▶ _Task to complete_:
Write out all of the data exactly as it appears.

>> start Data rows

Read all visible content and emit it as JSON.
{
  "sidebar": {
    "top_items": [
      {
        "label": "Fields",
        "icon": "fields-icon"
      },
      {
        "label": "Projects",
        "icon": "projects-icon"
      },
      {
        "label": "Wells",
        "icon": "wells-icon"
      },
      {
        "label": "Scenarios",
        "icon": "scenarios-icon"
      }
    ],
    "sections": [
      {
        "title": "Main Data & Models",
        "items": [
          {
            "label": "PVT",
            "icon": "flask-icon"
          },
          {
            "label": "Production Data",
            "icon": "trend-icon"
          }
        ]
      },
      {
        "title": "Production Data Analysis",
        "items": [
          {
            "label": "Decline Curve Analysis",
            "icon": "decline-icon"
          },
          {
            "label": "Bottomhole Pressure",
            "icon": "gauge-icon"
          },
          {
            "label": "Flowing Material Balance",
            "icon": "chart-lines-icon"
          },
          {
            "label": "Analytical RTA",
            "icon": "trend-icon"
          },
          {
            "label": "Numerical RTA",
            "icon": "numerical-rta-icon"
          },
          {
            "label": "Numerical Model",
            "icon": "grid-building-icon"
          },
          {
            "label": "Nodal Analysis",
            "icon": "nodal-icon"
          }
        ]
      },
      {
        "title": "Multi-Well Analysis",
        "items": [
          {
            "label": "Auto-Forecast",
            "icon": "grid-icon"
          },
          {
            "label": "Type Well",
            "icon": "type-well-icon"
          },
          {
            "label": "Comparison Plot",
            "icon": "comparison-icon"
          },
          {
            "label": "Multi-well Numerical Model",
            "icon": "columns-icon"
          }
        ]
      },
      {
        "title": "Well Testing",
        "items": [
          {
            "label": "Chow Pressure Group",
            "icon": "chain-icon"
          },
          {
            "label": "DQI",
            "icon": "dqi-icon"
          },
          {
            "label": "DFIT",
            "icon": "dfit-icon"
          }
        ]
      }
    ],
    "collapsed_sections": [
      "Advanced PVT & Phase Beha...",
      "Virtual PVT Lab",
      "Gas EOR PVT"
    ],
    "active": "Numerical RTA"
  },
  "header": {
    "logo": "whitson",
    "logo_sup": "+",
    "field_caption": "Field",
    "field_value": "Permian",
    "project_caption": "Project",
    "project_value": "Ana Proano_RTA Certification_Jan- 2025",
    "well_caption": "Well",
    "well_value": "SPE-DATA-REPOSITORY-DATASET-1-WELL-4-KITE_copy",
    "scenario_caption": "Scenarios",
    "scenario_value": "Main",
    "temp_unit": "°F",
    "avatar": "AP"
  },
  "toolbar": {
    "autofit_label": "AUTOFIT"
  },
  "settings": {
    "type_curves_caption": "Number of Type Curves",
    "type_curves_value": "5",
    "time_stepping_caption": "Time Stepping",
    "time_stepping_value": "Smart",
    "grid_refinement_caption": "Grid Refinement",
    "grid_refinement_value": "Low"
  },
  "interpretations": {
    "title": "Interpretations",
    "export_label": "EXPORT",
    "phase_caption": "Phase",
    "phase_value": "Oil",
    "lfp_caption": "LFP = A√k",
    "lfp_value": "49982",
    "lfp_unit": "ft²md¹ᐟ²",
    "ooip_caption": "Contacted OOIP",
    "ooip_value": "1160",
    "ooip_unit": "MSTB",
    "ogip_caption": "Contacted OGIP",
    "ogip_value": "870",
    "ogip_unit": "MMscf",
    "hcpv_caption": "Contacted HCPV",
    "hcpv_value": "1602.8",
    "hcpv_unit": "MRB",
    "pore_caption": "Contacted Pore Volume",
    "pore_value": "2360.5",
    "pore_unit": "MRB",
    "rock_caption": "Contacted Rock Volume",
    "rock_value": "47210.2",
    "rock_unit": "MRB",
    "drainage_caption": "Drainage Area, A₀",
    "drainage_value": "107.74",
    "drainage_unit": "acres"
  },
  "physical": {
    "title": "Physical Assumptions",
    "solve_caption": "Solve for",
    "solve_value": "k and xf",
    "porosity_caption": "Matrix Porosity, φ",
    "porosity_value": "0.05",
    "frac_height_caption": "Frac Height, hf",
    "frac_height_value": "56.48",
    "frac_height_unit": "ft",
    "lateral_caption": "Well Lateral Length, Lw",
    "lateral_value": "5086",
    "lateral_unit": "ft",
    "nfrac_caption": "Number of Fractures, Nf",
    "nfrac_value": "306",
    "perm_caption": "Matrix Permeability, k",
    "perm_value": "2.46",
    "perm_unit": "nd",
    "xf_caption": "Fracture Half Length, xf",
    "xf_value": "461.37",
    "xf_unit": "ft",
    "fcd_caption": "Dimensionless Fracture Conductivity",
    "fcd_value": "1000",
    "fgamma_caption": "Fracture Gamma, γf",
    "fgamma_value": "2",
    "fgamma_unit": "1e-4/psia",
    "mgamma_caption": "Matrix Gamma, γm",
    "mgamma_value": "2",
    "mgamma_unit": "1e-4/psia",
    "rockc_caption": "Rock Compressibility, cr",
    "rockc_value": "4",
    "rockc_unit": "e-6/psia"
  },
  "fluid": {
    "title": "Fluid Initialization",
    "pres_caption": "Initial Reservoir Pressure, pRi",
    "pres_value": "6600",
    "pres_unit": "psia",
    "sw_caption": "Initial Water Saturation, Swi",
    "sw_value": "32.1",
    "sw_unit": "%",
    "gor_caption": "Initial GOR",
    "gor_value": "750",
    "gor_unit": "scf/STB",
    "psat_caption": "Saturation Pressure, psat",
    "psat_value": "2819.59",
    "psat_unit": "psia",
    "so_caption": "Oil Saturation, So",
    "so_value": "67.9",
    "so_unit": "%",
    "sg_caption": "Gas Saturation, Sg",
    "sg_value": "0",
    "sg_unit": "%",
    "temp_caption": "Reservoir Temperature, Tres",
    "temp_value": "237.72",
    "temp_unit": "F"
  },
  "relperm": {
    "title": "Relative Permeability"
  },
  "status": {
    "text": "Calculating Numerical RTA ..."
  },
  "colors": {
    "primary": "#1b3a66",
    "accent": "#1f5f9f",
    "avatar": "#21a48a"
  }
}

>> end Data rows

▶ _Answer to this task_:
Read all visible content and emit it as JSON.
{
  "sidebar": {
    "top_items": [
      {
        "label": "Fields",
        "icon": "fields-icon"
      },
      {
        "label": "Projects",
        "icon": "projects-icon"
      },
      {
        "label": "Wells",
        "icon": "wells-icon"
      },
      {
        "label": "Scenarios",
        "icon": "scenarios-icon"
      }
    ],
    "sections": [
      {
        "title": "Main Data & Models",
        "items": [
          {
            "label": "PVT",
            "icon": "flask-icon"
          },
          {
            "label": "Production Data",
            "icon": "trend-icon"
          }
        ]
      },
      {
        "title": "Production Data Analysis",
        "items": [
          {
            "label": "Decline Curve Analysis",
            "icon": "decline-icon"
          },
          {
            "label": "Bottomhole Pressure",
            "icon": "gauge-icon"
          },
          {
            "label": "Flowing Material Balance",
            "icon": "chart-lines-icon"
          },
          {
            "label": "Analytical RTA",
            "icon": "trend-icon"
          },
          {
            "label": "Numerical RTA",
            "icon": "numerical-rta-icon"
          },
          {
            "label": "Numerical Model",
            "icon": "grid-building-icon"
          },
          {
            "label": "Nodal Analysis",
            "icon": "nodal-icon"
          }
        ]
      },
      {
        "title": "Multi-Well Analysis",
        "items": [
          {
            "label": "Auto-Forecast",
            "icon": "grid-icon"
          },
          {
            "label": "Type Well",
            "icon": "type-well-icon"
          },
          {
            "label": "Comparison Plot",
            "icon": "comparison-icon"
          },
          {
            "label": "Multi-well Numerical Model",
            "icon": "columns-icon"
          }
        ]
      },
      {
        "title": "Well Testing",
        "items": [
          {
            "label": "Chow Pressure Group",
            "icon": "chain-icon"
          },
          {
            "label": "DQI",
            "icon": "dqi-icon"
          },
          {
            "label": "DFIT",
            "icon": "dfit-icon"
          }
        ]
      }
    ],
    "collapsed_sections": [
      "Advanced PVT & Phase Beha...",
      "Virtual PVT Lab",
      "Gas EOR PVT"
    ],
    "active": "Numerical RTA"
  },
  "header": {
    "logo": "whitson",
    "logo_sup": "+",
    "field_caption": "Field",
    "field_value": "Permian",
    "project_caption": "Project",
    "project_value": "Ana Proano_RTA Certification_Jan- 2025",
    "well_caption": "Well",
    "well_value": "SPE-DATA-REPOSITORY-DATASET-1-WELL-4-KITE_copy",
    "scenario_caption": "Scenarios",
    "scenario_value": "Main",
    "temp_unit": "°F",
    "avatar": "AP"
  },
  "toolbar": {
    "autofit_label": "AUTOFIT"
  },
  "settings": {
    "type_curves_caption": "Number of Type Curves",
    "type_curves_value": "5",
    "time_stepping_caption": "Time Stepping",
    "time_stepping_value": "Smart",
    "grid_refinement_caption": "Grid Refinement",
    "grid_refinement_value": "Low"
  },
  "interpretations": {
    "title": "Interpretations",
    "export_label": "EXPORT",
    "phase_caption": "Phase",
    "phase_value": "Oil",
    "lfp_caption": "LFP = A√k",
    "lfp_value": "49982",
    "lfp_unit": "ft²md¹ᐟ²",
    "ooip_caption": "Contacted OOIP",
    "ooip_value": "1160",
    "ooip_unit": "MSTB",
    "ogip_caption": "Contacted OGIP",
    "ogip_value": "870",
    "ogip_unit": "MMscf",
    "hcpv_caption": "Contacted HCPV",
    "hcpv_value": "1602.8",
    "hcpv_unit": "MRB",
    "pore_caption": "Contacted Pore Volume",
    "pore_value": "2360.5",
    "pore_unit": "MRB",
    "rock_caption": "Contacted Rock Volume",
    "rock_value": "47210.2",
    "rock_unit": "MRB",
    "drainage_caption": "Drainage Area, A₀",
    "drainage_value": "107.74",
    "drainage_unit": "acres"
  },
  "physical": {
    "title": "Physical Assumptions",
    "solve_caption": "Solve for",
    "solve_value": "k and xf",
    "porosity_caption": "Matrix Porosity, φ",
    "porosity_value": "0.05",
    "frac_height_caption": "Frac Height, hf",
    "frac_height_value": "56.48",
    "frac_height_unit": "ft",
    "lateral_caption": "Well Lateral Length, Lw",
    "lateral_value": "5086",
    "lateral_unit": "ft",
    "nfrac_caption": "Number of Fractures, Nf",
    "nfrac_value": "306",
    "perm_caption": "Matrix Permeability, k",
    "perm_value": "2.46",
    "perm_unit": "nd",
    "xf_caption": "Fracture Half Length, xf",
    "xf_value": "461.37",
    "xf_unit": "ft",
    "fcd_caption": "Dimensionless Fracture Conductivity",
    "fcd_value": "1000",
    "fgamma_caption": "Fracture Gamma, γf",
    "fgamma_value": "2",
    "fgamma_unit": "1e-4/psia",
    "mgamma_caption": "Matrix Gamma, γm",
    "mgamma_value": "2",
    "mgamma_unit": "1e-4/psia",
    "rockc_caption": "Rock Compressibility, cr",
    "rockc_value": "4",
    "rockc_unit": "e-6/psia"
  },
  "fluid": {
    "title": "Fluid Initialization",
    "pres_caption": "Initial Reservoir Pressure, pRi",
    "pres_value": "6600",
    "pres_unit": "psia",
    "sw_caption": "Initial Water Saturation, Swi",
    "sw_value": "32.1",
    "sw_unit": "%",
    "gor_caption": "Initial GOR",
    "gor_value": "750",
    "gor_unit": "scf/STB",
    "psat_caption": "Saturation Pressure, psat",
    "psat_value": "2819.59",
    "psat_unit": "psia",
    "so_caption": "Oil Saturation, So",
    "so_value": "67.9",
    "so_unit": "%",
    "sg_caption": "Gas Saturation, Sg",
    "sg_value": "0",
    "sg_unit": "%",
    "temp_caption": "Reservoir Temperature, Tres",
    "temp_value": "237.72",
    "temp_unit": "F"
  },
  "relperm": {
    "title": "Relative Permeability"
  },
  "status": {
    "text": "Calculating Numerical RTA ..."
  },
  "colors": {
    "primary": "#1b3a66",
    "accent": "#1f5f9f",
    "avatar": "#21a48a"
  }
}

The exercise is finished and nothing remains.